Boxed element entries
** START **
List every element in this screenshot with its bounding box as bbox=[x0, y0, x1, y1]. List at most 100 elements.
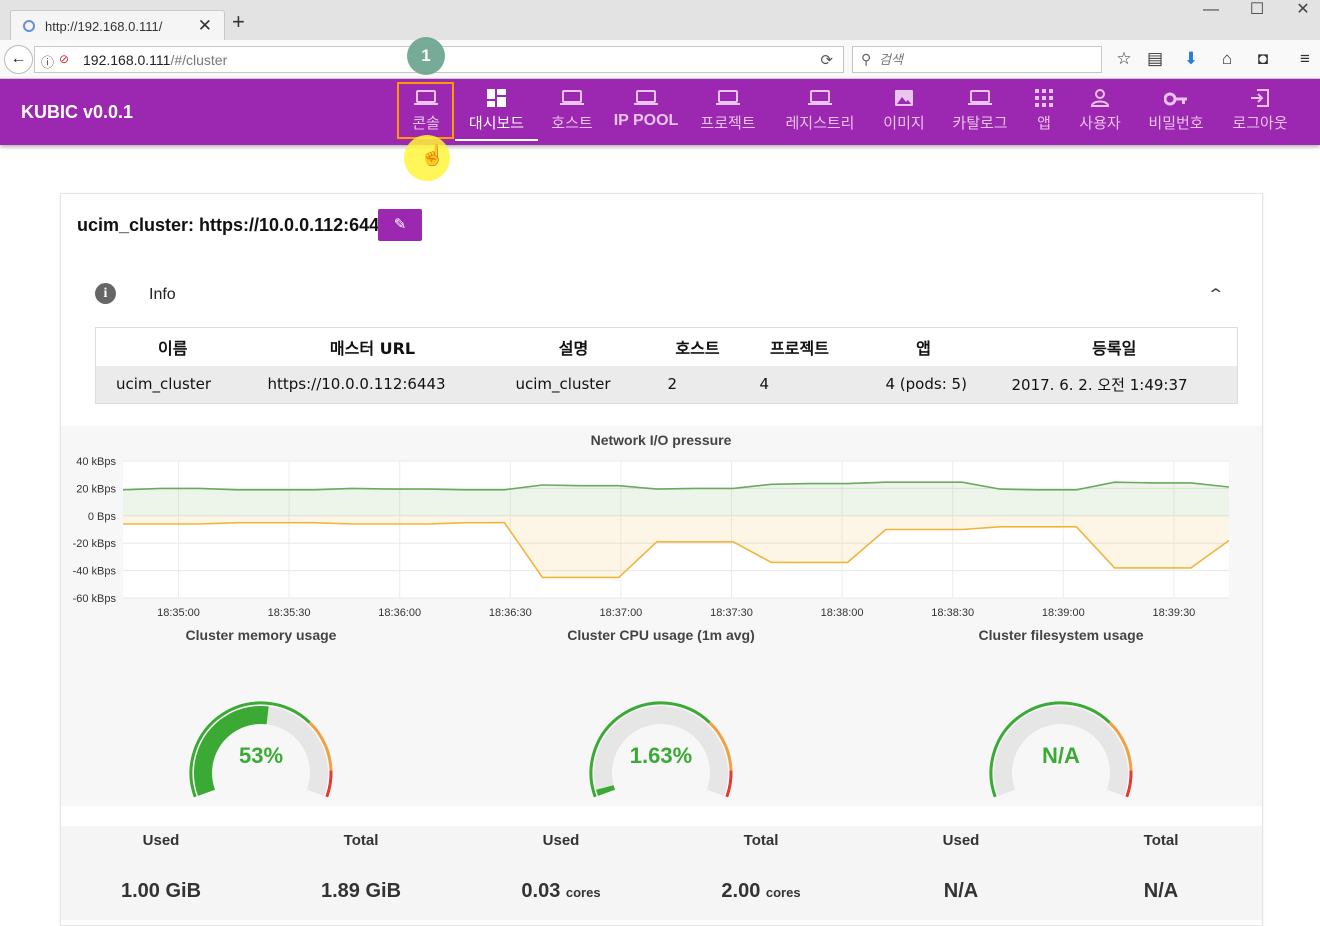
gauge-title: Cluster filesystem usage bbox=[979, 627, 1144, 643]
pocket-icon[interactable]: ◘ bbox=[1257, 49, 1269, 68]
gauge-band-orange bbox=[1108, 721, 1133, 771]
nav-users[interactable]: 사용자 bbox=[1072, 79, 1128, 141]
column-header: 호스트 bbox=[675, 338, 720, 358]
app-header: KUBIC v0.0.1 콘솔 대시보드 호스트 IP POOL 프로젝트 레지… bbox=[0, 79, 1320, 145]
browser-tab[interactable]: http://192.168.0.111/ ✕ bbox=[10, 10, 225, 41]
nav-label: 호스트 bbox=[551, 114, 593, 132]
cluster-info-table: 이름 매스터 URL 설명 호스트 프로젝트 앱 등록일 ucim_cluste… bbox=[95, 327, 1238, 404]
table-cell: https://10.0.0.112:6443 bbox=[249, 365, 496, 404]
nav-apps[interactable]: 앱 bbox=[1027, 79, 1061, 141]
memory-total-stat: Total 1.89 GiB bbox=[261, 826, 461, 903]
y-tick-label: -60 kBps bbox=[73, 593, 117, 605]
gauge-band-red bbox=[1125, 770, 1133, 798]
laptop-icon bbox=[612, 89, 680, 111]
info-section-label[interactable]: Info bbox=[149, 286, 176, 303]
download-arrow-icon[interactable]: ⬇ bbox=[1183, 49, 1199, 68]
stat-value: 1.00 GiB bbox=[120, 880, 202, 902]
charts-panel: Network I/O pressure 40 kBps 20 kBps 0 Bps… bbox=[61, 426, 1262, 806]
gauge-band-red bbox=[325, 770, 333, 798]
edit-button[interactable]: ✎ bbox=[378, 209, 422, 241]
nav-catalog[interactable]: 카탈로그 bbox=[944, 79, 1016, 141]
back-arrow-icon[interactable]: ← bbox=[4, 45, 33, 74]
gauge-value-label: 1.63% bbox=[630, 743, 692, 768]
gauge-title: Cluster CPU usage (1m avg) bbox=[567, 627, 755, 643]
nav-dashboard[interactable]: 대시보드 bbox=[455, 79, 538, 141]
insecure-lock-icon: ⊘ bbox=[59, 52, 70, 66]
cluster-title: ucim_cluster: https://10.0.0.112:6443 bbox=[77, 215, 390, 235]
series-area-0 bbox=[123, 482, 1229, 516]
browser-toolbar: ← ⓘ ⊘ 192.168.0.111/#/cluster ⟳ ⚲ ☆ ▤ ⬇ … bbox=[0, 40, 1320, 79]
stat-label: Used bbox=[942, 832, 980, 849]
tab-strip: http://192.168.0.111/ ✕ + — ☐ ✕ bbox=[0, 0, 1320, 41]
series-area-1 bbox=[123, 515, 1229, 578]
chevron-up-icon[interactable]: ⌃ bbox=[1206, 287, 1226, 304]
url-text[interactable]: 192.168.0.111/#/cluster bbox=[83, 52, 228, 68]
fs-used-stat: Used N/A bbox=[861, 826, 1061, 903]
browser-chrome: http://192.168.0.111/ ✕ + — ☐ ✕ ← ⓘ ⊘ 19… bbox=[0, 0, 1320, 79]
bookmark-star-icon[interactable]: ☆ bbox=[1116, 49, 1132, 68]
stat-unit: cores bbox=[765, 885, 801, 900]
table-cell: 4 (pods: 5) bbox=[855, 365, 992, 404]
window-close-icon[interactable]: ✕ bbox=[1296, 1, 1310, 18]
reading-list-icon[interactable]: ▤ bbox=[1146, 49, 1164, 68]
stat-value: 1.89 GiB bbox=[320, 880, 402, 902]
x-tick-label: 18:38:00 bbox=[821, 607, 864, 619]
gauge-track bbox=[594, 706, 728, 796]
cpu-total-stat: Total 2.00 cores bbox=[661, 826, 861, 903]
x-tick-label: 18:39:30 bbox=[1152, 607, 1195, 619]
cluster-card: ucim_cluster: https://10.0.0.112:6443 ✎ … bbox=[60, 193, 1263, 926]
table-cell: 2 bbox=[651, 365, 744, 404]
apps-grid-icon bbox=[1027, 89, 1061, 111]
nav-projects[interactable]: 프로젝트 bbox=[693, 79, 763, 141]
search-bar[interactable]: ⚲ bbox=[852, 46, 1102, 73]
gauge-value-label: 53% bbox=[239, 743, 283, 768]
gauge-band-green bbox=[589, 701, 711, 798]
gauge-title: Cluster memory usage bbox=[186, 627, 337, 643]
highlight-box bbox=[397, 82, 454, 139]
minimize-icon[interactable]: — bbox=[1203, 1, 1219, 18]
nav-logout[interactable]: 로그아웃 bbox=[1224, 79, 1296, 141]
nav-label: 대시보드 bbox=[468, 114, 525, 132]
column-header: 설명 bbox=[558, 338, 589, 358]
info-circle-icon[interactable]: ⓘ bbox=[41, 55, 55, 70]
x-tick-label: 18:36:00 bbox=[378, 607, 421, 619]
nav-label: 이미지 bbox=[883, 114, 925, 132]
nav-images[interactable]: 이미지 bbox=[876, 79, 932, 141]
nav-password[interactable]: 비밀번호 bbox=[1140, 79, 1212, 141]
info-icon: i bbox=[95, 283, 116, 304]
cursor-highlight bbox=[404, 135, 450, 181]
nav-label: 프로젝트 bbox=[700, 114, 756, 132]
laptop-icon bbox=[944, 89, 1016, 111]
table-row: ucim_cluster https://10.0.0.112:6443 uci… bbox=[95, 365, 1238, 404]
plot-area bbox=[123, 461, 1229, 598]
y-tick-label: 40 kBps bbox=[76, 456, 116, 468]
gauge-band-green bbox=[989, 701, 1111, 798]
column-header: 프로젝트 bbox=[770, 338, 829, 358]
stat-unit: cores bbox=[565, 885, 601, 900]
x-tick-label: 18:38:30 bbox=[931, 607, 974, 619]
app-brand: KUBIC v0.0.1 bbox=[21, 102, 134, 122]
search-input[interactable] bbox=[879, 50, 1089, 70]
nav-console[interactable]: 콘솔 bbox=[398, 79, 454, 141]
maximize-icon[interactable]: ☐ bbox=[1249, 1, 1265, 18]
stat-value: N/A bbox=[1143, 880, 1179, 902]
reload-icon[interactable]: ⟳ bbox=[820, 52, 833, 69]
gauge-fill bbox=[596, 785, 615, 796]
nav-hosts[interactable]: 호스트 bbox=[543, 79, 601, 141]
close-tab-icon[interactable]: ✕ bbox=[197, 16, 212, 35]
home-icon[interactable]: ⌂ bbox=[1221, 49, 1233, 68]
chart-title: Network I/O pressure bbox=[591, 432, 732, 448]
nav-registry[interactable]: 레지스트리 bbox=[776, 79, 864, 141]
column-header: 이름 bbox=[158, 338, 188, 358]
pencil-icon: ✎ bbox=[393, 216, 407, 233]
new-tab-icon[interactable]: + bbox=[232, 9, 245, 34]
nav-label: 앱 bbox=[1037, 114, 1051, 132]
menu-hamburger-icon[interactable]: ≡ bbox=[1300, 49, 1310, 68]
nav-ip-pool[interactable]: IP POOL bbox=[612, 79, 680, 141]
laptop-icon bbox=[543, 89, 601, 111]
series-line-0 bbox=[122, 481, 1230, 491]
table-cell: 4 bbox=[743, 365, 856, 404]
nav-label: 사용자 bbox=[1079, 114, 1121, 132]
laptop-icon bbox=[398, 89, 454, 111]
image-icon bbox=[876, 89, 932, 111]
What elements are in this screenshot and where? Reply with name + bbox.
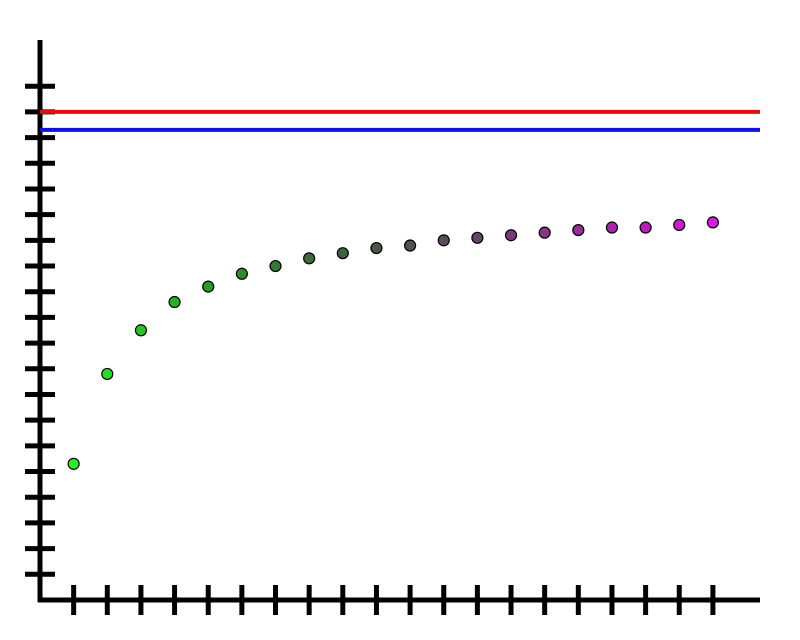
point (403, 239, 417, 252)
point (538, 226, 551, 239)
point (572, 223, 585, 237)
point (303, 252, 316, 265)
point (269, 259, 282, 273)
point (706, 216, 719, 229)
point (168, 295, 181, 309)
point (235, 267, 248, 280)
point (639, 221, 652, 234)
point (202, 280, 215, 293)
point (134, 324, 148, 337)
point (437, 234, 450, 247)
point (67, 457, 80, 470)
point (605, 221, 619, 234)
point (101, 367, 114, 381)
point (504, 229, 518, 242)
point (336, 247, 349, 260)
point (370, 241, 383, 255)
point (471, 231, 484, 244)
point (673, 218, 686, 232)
** END **
** START **
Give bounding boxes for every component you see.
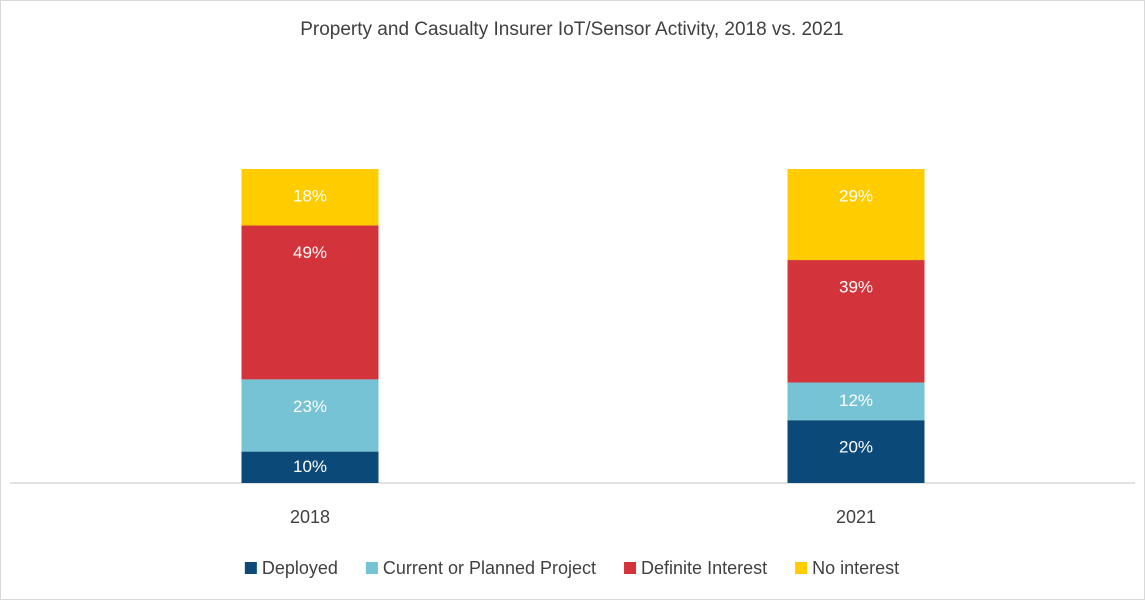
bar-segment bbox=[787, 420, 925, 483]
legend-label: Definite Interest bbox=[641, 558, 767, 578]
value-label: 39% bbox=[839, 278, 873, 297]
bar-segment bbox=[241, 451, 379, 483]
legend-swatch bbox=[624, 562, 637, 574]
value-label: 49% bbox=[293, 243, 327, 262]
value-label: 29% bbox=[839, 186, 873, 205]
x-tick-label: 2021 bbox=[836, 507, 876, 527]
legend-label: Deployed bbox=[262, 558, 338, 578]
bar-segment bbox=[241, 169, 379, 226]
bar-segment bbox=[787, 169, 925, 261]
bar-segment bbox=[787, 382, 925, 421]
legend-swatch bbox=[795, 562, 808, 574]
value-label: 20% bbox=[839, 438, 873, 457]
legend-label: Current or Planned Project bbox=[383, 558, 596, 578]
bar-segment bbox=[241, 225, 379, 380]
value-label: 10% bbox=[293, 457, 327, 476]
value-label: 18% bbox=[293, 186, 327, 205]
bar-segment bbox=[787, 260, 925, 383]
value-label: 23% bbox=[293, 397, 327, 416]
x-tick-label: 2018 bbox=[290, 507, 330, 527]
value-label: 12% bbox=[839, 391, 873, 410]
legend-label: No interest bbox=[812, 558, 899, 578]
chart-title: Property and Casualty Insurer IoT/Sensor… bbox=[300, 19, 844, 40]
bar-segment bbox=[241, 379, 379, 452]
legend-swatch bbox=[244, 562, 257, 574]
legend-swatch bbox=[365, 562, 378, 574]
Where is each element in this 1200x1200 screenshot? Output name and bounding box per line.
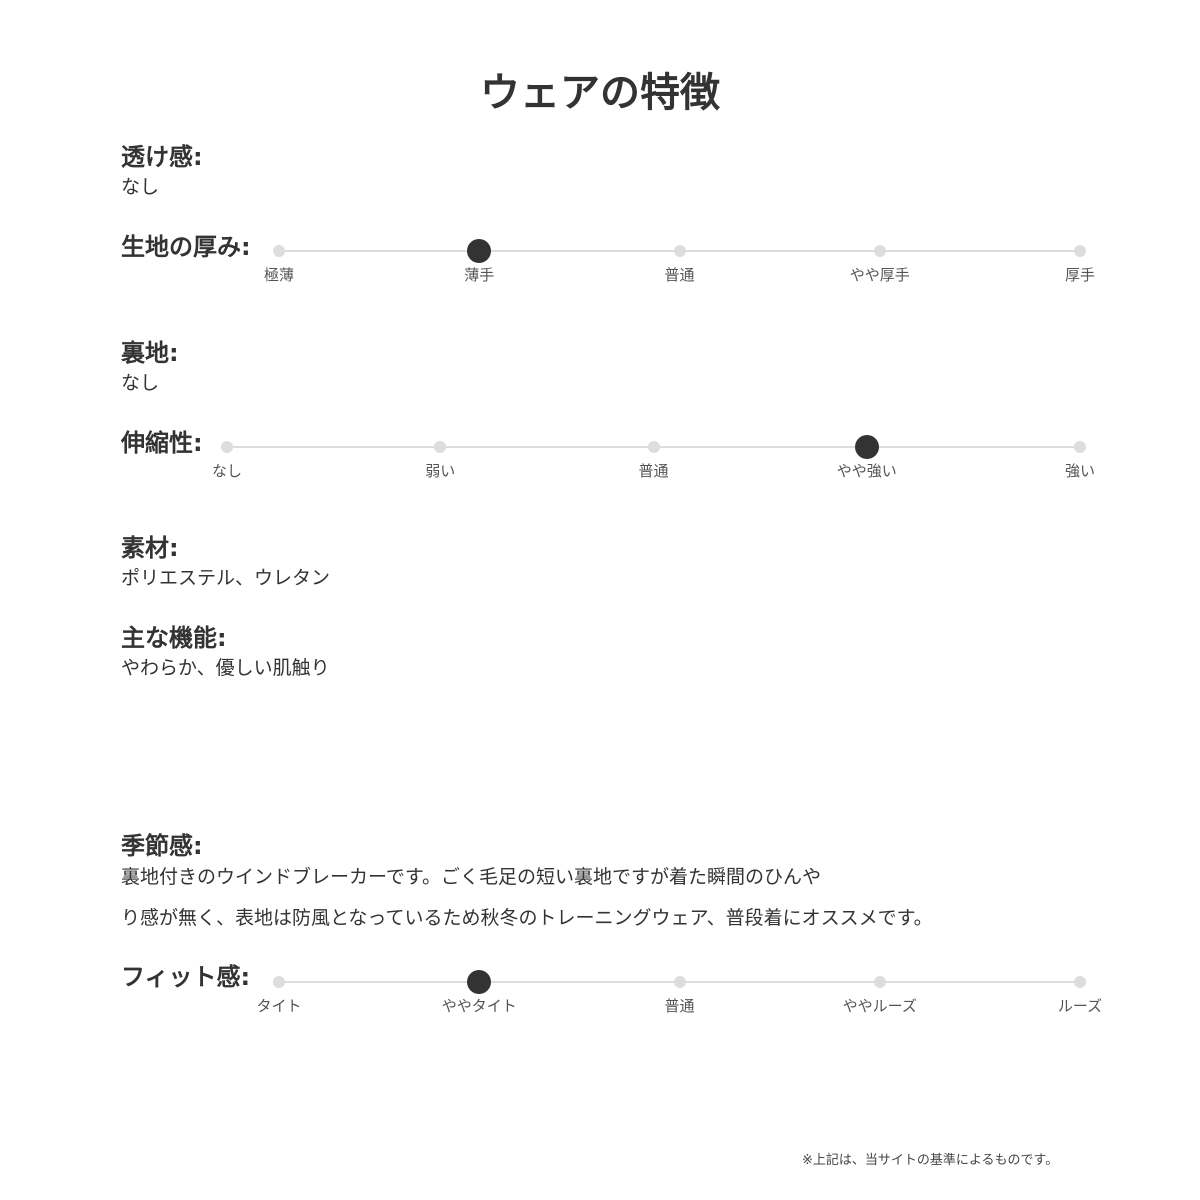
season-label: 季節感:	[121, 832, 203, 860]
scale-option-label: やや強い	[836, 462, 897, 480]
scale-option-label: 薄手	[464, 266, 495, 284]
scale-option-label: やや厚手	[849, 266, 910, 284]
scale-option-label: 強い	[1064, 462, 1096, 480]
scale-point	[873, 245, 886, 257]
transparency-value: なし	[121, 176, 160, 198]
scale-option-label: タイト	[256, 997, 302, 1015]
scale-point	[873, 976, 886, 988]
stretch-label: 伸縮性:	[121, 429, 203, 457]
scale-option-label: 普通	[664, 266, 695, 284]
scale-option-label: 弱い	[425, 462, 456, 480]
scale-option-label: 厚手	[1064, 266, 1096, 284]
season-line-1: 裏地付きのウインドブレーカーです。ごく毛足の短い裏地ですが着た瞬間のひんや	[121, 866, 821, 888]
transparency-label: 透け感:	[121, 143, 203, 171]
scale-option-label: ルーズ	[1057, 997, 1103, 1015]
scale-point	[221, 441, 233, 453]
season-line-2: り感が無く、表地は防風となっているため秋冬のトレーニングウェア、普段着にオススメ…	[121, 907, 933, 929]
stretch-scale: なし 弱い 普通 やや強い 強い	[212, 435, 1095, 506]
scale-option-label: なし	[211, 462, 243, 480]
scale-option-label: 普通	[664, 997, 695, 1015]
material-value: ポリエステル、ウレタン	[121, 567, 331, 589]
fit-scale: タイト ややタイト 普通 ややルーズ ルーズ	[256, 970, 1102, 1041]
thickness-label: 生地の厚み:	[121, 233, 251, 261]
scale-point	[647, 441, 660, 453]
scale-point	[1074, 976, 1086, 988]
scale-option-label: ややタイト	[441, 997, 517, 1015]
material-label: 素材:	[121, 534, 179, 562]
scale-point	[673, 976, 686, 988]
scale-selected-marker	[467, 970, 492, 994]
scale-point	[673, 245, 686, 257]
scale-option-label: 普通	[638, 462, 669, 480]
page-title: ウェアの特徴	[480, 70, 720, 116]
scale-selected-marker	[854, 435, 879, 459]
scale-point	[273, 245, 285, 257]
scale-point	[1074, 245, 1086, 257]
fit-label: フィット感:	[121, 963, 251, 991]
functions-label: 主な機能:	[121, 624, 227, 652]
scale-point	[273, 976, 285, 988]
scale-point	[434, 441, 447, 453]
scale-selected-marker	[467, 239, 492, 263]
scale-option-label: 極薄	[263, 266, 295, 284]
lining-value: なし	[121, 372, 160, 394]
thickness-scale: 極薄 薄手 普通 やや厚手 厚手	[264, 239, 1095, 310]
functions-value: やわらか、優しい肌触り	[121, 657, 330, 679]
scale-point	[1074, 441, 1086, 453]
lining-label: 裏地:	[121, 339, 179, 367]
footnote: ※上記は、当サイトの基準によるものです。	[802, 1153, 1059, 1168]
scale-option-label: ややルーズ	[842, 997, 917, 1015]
** END **
** START **
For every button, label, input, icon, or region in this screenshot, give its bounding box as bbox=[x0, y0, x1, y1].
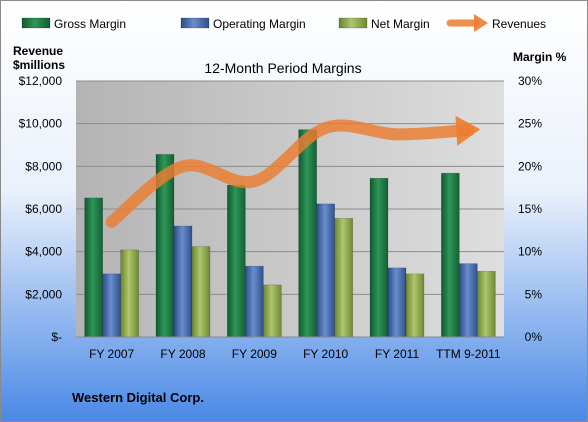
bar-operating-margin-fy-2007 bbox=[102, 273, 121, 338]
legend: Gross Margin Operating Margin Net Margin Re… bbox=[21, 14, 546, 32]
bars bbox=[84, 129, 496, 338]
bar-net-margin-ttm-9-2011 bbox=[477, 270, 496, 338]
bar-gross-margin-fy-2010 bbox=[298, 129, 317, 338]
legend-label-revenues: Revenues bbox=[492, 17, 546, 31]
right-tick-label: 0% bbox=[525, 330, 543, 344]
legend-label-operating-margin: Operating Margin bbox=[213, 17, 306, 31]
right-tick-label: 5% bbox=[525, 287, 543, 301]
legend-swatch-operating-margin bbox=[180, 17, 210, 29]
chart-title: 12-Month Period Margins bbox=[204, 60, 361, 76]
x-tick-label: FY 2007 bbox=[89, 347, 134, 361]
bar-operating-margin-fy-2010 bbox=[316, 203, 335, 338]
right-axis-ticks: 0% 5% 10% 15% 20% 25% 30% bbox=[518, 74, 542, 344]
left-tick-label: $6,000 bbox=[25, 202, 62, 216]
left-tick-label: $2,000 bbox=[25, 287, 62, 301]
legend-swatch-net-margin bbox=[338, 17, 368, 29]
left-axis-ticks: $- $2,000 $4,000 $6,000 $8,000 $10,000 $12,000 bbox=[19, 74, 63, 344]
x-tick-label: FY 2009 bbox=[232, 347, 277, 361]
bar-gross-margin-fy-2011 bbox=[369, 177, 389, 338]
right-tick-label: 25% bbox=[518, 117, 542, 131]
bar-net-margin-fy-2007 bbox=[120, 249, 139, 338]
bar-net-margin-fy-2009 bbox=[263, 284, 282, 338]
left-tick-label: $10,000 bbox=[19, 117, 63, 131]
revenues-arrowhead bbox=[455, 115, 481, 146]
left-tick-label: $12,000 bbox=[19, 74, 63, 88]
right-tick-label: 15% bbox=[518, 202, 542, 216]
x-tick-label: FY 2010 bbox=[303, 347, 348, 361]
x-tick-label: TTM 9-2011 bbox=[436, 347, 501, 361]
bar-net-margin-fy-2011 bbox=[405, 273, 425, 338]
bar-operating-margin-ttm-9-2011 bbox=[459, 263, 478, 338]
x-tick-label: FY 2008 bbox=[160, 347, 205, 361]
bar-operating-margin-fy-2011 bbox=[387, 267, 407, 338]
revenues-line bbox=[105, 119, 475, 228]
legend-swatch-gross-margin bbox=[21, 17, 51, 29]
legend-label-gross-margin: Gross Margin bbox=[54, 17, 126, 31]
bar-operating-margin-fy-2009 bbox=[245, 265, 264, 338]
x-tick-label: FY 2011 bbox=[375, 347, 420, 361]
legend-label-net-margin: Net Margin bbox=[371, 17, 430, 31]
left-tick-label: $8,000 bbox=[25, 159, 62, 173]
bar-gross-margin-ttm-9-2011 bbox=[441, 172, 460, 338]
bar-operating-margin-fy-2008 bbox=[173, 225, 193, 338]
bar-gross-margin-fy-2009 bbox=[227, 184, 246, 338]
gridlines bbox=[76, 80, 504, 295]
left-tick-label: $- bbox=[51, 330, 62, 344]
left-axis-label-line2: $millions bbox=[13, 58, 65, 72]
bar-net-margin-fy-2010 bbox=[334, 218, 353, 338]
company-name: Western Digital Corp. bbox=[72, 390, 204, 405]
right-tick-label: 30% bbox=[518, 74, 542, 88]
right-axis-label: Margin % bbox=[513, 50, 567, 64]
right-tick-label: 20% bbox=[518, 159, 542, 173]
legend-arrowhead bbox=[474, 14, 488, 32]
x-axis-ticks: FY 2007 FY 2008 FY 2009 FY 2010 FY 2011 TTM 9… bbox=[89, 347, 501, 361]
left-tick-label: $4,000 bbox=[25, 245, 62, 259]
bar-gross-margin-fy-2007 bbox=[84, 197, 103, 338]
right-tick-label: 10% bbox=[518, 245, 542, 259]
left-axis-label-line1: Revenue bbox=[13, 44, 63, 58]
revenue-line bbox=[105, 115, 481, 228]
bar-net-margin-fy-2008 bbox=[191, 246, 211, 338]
** END **
Identify every line in the entries above that contains the string "series", and copy each of those lines.

Complete response
series-area-0 bbox=[123, 482, 1229, 516]
series-area-1 bbox=[123, 515, 1229, 578]
series-line-0 bbox=[122, 481, 1230, 491]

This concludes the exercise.